Dataset rows about figures:
-- begin --

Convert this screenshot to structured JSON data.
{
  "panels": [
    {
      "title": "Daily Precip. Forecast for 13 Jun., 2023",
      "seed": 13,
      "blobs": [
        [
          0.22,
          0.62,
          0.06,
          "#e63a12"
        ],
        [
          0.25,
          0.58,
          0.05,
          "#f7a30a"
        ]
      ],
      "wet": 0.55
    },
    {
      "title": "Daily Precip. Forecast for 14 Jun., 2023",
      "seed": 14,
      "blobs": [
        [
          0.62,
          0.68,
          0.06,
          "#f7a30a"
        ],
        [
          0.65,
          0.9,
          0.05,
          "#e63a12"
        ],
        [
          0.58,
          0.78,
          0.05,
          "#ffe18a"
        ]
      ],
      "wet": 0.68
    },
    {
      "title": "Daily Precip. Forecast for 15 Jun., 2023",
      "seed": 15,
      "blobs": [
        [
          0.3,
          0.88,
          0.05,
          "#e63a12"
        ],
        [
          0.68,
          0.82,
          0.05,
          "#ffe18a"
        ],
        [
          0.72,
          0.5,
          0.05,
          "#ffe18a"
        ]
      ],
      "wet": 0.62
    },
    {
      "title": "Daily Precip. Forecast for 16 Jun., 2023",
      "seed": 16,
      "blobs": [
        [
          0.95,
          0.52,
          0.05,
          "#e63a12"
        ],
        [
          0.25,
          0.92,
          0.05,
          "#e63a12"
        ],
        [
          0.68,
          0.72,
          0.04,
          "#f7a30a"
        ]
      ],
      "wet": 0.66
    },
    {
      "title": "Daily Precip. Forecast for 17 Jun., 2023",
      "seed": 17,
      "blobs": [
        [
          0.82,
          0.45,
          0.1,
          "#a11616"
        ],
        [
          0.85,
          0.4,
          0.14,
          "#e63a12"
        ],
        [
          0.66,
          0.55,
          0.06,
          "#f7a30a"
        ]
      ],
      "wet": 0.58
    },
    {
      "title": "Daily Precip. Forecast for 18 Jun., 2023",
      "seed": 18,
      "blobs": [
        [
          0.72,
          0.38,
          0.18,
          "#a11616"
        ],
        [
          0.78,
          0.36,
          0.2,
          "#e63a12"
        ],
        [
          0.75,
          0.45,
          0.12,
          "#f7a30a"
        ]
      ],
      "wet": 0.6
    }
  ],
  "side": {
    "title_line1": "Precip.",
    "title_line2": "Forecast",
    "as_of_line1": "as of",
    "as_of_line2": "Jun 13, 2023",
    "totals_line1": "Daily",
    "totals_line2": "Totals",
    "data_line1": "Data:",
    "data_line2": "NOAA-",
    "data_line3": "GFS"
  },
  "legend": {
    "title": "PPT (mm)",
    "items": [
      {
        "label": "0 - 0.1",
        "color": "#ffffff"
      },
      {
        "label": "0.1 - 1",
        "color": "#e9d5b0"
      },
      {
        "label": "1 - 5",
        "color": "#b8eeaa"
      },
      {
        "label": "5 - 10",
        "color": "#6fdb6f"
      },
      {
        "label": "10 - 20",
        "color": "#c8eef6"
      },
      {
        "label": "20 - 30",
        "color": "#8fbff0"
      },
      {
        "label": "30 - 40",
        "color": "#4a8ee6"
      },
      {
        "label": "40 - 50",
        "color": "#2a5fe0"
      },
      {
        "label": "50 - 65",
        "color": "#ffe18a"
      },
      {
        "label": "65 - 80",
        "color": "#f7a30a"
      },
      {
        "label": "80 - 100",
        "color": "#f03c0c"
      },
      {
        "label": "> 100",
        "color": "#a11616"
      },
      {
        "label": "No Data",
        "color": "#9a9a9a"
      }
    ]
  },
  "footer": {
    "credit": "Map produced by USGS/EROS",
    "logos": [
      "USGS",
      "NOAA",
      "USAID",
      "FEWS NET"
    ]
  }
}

-- end --

EXERCISE DIRECTIONS:
Each line of the material should be duplicated exactly, please.

TASK RESPONSE:
Convert this screenshot to structured JSON data.
{
  "panels": [
    {
      "title": "Daily Precip. Forecast for 13 Jun., 2023",
      "seed": 13,
      "blobs": [
        [
          0.22,
          0.62,
          0.06,
          "#e63a12"
        ],
        [
          0.25,
          0.58,
          0.05,
          "#f7a30a"
        ]
      ],
      "wet": 0.55
    },
    {
      "title": "Daily Precip. Forecast for 14 Jun., 2023",
      "seed": 14,
      "blobs": [
        [
          0.62,
          0.68,
          0.06,
          "#f7a30a"
        ],
        [
          0.65,
          0.9,
          0.05,
          "#e63a12"
        ],
        [
          0.58,
          0.78,
          0.05,
          "#ffe18a"
        ]
      ],
      "wet": 0.68
    },
    {
      "title": "Daily Precip. Forecast for 15 Jun., 2023",
      "seed": 15,
      "blobs": [
        [
          0.3,
          0.88,
          0.05,
          "#e63a12"
        ],
        [
          0.68,
          0.82,
          0.05,
          "#ffe18a"
        ],
        [
          0.72,
          0.5,
          0.05,
          "#ffe18a"
        ]
      ],
      "wet": 0.62
    },
    {
      "title": "Daily Precip. Forecast for 16 Jun., 2023",
      "seed": 16,
      "blobs": [
        [
          0.95,
          0.52,
          0.05,
          "#e63a12"
        ],
        [
          0.25,
          0.92,
          0.05,
          "#e63a12"
        ],
        [
          0.68,
          0.72,
          0.04,
          "#f7a30a"
        ]
      ],
      "wet": 0.66
    },
    {
      "title": "Daily Precip. Forecast for 17 Jun., 2023",
      "seed": 17,
      "blobs": [
        [
          0.82,
          0.45,
          0.1,
          "#a11616"
        ],
        [
          0.85,
          0.4,
          0.14,
          "#e63a12"
        ],
        [
          0.66,
          0.55,
          0.06,
          "#f7a30a"
        ]
      ],
      "wet": 0.58
    },
    {
      "title": "Daily Precip. Forecast for 18 Jun., 2023",
      "seed": 18,
      "blobs": [
        [
          0.72,
          0.38,
          0.18,
          "#a11616"
        ],
        [
          0.78,
          0.36,
          0.2,
          "#e63a12"
        ],
        [
          0.75,
          0.45,
          0.12,
          "#f7a30a"
        ]
      ],
      "wet": 0.6
    }
  ],
  "side": {
    "title_line1": "Precip.",
    "title_line2": "Forecast",
    "as_of_line1": "as of",
    "as_of_line2": "Jun 13, 2023",
    "totals_line1": "Daily",
    "totals_line2": "Totals",
    "data_line1": "Data:",
    "data_line2": "NOAA-",
    "data_line3": "GFS"
  },
  "legend": {
    "title": "PPT (mm)",
    "items": [
      {
        "label": "0 - 0.1",
        "color": "#ffffff"
      },
      {
        "label": "0.1 - 1",
        "color": "#e9d5b0"
      },
      {
        "label": "1 - 5",
        "color": "#b8eeaa"
      },
      {
        "label": "5 - 10",
        "color": "#6fdb6f"
      },
      {
        "label": "10 - 20",
        "color": "#c8eef6"
      },
      {
        "label": "20 - 30",
        "color": "#8fbff0"
      },
      {
        "label": "30 - 40",
        "color": "#4a8ee6"
      },
      {
        "label": "40 - 50",
        "color": "#2a5fe0"
      },
      {
        "label": "50 - 65",
        "color": "#ffe18a"
      },
      {
        "label": "65 - 80",
        "color": "#f7a30a"
      },
      {
        "label": "80 - 100",
        "color": "#f03c0c"
      },
      {
        "label": "> 100",
        "color": "#a11616"
      },
      {
        "label": "No Data",
        "color": "#9a9a9a"
      }
    ]
  },
  "footer": {
    "credit": "Map produced by USGS/EROS",
    "logos": [
      "USGS",
      "NOAA",
      "USAID",
      "FEWS NET"
    ]
  }
}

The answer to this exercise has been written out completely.